#### TASK REQUIREMENTS
Return the listing word for word, starting at its first line and ending at the line that contains "svg-text:渠道类，: 渠道类， — [538, 751, 582, 765]", with both of those lines included.

Start RECORDS SHOWN

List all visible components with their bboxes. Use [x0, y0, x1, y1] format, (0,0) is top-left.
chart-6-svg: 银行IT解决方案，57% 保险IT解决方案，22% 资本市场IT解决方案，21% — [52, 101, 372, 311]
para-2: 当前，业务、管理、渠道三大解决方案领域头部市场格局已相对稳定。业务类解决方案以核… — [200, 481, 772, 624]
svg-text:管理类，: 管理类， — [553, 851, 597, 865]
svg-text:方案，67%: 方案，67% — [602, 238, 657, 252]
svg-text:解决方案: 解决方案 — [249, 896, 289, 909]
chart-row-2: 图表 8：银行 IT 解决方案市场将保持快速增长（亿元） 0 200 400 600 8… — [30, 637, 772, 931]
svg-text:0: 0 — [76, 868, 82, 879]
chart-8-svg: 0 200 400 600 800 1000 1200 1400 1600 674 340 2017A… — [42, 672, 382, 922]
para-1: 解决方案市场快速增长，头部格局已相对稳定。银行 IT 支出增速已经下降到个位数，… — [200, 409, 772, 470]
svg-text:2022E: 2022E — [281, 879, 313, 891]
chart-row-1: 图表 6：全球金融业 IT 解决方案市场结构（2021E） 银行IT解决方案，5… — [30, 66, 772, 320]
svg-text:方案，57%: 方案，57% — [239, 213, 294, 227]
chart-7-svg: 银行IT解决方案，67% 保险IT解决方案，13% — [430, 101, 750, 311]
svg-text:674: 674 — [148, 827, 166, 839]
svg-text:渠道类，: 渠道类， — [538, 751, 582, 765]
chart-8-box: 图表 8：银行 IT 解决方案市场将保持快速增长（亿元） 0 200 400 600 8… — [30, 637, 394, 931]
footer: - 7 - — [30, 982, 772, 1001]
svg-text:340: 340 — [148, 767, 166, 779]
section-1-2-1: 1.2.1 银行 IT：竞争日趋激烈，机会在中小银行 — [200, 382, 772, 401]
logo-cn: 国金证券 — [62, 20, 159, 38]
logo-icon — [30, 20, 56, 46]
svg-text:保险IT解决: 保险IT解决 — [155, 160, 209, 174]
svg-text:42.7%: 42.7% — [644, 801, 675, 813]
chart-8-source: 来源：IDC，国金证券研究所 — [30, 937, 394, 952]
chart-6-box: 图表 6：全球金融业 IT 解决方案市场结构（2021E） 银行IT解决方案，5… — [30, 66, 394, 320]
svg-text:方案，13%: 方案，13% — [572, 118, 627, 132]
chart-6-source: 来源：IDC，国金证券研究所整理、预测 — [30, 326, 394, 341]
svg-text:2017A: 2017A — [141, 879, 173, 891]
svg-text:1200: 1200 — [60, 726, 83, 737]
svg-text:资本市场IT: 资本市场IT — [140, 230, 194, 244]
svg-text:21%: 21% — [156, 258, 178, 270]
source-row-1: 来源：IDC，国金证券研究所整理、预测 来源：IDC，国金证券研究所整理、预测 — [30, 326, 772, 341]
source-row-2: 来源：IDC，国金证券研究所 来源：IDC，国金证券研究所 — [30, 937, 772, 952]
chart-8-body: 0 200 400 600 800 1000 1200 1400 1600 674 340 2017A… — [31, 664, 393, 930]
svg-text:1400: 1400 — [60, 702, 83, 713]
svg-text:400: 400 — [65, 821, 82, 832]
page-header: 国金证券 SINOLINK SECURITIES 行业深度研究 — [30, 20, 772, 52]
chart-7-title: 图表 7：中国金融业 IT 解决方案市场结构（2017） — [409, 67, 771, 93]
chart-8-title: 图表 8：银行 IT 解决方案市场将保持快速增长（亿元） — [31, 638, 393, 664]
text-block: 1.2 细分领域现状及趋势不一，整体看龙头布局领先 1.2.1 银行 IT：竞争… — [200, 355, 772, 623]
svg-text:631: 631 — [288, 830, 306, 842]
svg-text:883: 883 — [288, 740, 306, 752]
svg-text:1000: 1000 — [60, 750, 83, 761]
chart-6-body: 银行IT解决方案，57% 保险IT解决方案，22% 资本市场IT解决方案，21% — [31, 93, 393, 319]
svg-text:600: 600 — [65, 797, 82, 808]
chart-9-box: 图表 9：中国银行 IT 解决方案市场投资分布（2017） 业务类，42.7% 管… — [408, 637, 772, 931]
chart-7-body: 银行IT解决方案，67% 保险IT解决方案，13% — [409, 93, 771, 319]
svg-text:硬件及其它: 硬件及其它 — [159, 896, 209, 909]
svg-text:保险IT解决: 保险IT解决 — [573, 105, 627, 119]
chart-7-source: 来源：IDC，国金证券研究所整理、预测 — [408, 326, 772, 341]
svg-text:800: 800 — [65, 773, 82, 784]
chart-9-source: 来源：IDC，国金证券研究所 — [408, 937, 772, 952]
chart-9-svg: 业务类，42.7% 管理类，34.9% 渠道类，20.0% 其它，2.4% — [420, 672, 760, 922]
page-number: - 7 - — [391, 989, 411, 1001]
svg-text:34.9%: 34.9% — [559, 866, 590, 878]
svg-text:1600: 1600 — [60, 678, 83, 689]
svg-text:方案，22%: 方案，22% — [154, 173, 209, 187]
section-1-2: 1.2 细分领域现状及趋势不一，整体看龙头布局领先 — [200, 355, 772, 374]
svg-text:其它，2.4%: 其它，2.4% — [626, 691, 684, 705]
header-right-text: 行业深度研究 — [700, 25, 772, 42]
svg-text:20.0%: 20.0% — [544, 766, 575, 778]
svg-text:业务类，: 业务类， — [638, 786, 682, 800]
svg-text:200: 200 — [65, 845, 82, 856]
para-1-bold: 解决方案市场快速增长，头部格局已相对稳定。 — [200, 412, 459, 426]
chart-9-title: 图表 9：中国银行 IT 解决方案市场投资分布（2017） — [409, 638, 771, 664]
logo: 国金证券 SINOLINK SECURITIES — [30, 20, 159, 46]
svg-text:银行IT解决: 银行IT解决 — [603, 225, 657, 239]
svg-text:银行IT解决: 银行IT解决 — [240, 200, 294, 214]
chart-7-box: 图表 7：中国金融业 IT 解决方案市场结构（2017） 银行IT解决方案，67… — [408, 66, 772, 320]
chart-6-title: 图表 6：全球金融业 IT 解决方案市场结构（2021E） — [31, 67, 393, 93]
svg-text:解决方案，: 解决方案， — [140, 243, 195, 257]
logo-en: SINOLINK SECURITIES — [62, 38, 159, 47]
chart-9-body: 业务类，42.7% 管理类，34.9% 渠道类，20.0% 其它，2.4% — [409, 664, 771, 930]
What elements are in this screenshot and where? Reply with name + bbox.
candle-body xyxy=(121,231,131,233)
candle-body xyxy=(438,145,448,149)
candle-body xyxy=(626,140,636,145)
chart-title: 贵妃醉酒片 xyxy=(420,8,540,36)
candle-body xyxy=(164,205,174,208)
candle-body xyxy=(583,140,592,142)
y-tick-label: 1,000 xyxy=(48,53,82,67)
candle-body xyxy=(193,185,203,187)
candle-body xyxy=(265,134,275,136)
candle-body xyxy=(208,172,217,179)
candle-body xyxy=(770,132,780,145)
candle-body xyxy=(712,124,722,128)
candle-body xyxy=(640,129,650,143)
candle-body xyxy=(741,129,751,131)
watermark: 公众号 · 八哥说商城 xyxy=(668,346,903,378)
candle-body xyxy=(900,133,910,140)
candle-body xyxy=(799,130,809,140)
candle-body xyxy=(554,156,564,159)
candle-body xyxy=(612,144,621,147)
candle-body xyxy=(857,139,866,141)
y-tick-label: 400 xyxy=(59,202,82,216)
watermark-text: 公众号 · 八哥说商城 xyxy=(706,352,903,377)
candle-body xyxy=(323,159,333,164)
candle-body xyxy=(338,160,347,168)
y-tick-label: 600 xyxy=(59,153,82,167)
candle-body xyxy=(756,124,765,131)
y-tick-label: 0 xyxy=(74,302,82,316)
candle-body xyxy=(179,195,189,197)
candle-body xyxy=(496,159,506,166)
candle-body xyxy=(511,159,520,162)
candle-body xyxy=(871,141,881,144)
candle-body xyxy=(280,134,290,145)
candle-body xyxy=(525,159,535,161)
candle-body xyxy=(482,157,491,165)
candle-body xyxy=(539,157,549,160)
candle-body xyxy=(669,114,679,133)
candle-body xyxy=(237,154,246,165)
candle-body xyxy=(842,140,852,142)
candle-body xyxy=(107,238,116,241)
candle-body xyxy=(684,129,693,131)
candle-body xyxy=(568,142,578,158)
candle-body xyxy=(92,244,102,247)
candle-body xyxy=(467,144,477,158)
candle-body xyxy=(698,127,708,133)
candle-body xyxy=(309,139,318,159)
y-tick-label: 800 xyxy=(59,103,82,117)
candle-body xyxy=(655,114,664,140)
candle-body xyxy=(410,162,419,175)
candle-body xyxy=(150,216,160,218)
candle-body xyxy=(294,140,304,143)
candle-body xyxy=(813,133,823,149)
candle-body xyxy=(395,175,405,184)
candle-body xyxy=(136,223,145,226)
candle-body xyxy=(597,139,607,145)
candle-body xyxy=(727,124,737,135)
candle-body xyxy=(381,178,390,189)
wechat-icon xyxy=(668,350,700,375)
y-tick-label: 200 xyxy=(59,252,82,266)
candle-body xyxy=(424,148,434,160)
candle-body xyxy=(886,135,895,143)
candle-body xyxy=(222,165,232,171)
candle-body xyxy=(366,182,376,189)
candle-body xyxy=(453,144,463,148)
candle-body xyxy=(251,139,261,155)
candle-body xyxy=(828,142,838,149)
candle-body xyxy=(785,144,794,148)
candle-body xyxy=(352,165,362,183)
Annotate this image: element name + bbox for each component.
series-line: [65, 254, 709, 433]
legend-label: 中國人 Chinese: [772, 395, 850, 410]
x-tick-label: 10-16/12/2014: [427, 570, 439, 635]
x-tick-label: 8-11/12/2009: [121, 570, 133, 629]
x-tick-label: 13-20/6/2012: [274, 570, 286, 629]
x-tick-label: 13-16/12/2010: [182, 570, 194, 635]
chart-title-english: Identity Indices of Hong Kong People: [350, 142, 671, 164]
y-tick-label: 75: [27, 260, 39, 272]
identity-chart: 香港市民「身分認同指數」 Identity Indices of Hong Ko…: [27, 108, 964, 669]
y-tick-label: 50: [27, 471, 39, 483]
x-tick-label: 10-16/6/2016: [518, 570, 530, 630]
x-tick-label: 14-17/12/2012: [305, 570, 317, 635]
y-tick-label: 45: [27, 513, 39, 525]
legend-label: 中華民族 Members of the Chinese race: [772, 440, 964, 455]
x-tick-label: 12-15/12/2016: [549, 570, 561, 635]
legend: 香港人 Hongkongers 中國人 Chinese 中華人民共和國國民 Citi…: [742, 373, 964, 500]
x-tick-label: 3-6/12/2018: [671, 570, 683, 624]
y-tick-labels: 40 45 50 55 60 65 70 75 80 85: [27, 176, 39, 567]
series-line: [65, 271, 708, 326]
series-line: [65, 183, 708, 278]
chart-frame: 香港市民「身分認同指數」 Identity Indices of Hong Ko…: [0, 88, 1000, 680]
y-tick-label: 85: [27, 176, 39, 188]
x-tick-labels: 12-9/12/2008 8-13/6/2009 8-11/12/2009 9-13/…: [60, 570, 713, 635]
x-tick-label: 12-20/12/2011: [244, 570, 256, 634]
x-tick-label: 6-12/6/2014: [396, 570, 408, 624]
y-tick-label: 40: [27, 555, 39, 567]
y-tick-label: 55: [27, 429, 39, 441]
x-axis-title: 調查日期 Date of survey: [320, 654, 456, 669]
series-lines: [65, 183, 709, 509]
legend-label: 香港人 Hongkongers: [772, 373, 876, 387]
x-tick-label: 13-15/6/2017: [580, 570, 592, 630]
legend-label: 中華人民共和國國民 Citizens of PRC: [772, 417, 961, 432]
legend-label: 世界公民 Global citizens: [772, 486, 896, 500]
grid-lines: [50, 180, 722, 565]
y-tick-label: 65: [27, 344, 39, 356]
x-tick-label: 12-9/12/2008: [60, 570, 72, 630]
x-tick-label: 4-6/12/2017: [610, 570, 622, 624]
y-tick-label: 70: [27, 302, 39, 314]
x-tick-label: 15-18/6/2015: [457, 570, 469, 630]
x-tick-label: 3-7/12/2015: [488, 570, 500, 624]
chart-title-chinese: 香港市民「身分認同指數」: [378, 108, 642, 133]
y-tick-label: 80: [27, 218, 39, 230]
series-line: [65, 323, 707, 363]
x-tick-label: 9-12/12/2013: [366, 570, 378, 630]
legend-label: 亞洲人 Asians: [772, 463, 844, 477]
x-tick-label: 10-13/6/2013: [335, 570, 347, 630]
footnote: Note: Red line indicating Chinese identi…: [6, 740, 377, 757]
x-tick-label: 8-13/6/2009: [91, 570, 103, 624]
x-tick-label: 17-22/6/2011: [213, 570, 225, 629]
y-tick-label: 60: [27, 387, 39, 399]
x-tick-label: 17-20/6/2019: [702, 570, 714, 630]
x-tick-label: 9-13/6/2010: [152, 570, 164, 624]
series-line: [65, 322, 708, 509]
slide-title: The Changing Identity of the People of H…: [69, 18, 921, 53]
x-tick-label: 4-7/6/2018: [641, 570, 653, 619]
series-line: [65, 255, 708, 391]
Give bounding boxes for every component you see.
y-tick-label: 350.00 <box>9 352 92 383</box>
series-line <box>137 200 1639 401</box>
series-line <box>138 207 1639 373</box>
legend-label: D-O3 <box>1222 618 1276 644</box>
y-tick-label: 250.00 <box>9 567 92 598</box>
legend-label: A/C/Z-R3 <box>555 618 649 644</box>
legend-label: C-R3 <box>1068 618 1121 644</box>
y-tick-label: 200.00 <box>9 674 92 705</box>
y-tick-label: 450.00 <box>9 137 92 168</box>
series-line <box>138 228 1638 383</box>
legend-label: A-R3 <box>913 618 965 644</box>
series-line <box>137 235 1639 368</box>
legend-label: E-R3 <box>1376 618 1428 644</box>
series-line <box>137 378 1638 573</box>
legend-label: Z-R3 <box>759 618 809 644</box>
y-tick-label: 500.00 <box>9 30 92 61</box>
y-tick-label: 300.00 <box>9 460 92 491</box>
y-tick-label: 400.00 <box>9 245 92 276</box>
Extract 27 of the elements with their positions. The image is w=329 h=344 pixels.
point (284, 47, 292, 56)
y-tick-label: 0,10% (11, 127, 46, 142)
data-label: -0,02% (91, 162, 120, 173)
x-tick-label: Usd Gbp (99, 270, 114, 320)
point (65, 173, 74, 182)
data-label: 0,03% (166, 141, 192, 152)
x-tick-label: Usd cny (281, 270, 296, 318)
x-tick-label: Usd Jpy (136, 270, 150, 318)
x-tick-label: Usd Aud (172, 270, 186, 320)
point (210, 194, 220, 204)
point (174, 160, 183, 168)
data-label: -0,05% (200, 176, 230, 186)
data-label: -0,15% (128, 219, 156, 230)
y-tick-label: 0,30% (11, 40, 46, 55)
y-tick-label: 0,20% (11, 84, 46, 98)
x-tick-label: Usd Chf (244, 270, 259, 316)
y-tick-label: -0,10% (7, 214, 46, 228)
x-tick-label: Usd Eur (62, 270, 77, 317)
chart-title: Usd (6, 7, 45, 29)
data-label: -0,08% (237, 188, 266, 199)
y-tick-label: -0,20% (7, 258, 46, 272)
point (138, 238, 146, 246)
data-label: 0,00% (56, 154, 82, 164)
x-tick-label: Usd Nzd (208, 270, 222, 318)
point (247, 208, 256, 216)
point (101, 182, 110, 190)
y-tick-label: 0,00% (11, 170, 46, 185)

End RECORDS SHOWN

#### EXERCISE RESULT
List all visible components with their bboxes. Use [x0, y0, x1, y1] format, (0,0) is top-left.
chart-6-svg: 银行IT解决方案，57% 保险IT解决方案，22% 资本市场IT解决方案，21% — [52, 101, 372, 311]
para-2: 当前，业务、管理、渠道三大解决方案领域头部市场格局已相对稳定。业务类解决方案以核… — [200, 481, 772, 624]
svg-text:管理类，: 管理类， — [553, 851, 597, 865]
svg-text:方案，67%: 方案，67% — [602, 238, 657, 252]
svg-text:解决方案: 解决方案 — [249, 896, 289, 909]
chart-row-2: 图表 8：银行 IT 解决方案市场将保持快速增长（亿元） 0 200 400 600 8… — [30, 637, 772, 931]
svg-text:0: 0 — [76, 868, 82, 879]
chart-8-svg: 0 200 400 600 800 1000 1200 1400 1600 674 340 2017A… — [42, 672, 382, 922]
para-1: 解决方案市场快速增长，头部格局已相对稳定。银行 IT 支出增速已经下降到个位数，… — [200, 409, 772, 470]
svg-text:2022E: 2022E — [281, 879, 313, 891]
chart-row-1: 图表 6：全球金融业 IT 解决方案市场结构（2021E） 银行IT解决方案，5… — [30, 66, 772, 320]
svg-text:方案，57%: 方案，57% — [239, 213, 294, 227]
chart-7-svg: 银行IT解决方案，67% 保险IT解决方案，13% — [430, 101, 750, 311]
svg-text:674: 674 — [148, 827, 166, 839]
svg-text:渠道类，: 渠道类， — [538, 751, 582, 765]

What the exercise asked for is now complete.